Extracted data entries:
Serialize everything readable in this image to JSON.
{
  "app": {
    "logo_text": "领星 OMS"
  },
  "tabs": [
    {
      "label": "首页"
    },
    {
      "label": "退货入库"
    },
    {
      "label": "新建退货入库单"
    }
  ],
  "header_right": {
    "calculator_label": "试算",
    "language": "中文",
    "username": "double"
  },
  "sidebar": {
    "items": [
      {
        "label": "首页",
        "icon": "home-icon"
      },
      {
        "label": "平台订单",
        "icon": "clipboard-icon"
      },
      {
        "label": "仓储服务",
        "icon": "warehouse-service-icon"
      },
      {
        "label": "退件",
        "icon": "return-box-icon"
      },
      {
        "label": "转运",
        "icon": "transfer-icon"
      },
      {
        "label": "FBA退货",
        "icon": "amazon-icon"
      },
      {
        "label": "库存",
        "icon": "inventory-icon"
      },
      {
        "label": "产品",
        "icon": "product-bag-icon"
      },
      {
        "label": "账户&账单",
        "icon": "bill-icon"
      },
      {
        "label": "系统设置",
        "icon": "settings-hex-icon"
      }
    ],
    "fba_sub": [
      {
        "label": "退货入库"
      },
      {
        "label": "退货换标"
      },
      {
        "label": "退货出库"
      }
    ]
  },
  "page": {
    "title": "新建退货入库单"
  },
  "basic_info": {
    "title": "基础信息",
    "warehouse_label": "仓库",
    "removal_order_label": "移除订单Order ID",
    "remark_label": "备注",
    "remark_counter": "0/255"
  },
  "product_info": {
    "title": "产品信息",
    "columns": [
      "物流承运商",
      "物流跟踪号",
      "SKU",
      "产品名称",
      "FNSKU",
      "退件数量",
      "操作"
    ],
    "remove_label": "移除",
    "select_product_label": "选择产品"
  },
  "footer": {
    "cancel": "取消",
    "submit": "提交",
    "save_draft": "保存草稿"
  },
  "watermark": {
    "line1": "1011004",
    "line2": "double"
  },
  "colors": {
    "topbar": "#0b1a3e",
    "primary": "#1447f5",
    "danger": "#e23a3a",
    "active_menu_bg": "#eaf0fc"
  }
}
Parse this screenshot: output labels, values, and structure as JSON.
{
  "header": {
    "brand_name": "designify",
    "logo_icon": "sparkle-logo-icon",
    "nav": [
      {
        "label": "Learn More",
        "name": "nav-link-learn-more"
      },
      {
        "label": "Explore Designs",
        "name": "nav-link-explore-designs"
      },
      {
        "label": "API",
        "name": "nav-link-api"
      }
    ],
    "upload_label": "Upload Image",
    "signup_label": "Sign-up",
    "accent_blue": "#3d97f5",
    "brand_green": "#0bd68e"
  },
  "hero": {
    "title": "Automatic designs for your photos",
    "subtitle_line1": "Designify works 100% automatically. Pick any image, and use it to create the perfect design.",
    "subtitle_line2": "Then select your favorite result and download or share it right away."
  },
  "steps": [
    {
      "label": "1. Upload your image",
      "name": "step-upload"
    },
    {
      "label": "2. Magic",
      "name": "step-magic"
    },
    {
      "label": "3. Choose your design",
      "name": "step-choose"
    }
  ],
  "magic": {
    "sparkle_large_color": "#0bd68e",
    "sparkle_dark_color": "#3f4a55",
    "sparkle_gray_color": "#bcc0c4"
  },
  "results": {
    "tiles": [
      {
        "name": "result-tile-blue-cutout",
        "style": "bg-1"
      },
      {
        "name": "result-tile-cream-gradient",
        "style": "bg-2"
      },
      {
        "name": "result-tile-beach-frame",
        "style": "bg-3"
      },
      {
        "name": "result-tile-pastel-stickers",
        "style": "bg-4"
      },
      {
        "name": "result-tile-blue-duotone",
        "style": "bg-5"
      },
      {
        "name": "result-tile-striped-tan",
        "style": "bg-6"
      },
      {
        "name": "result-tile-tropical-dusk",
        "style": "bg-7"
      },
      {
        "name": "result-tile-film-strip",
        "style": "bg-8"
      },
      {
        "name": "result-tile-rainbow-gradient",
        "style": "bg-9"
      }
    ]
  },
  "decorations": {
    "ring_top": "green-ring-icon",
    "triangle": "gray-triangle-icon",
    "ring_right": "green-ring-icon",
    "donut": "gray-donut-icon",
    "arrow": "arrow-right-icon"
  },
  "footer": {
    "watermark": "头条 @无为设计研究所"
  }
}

--- Objective ---
Copy every line of the records above that holds the word "ring".

--- Result for this exercise ---
    "ring_top": "green-ring-icon",
    "ring_right": "green-ring-icon",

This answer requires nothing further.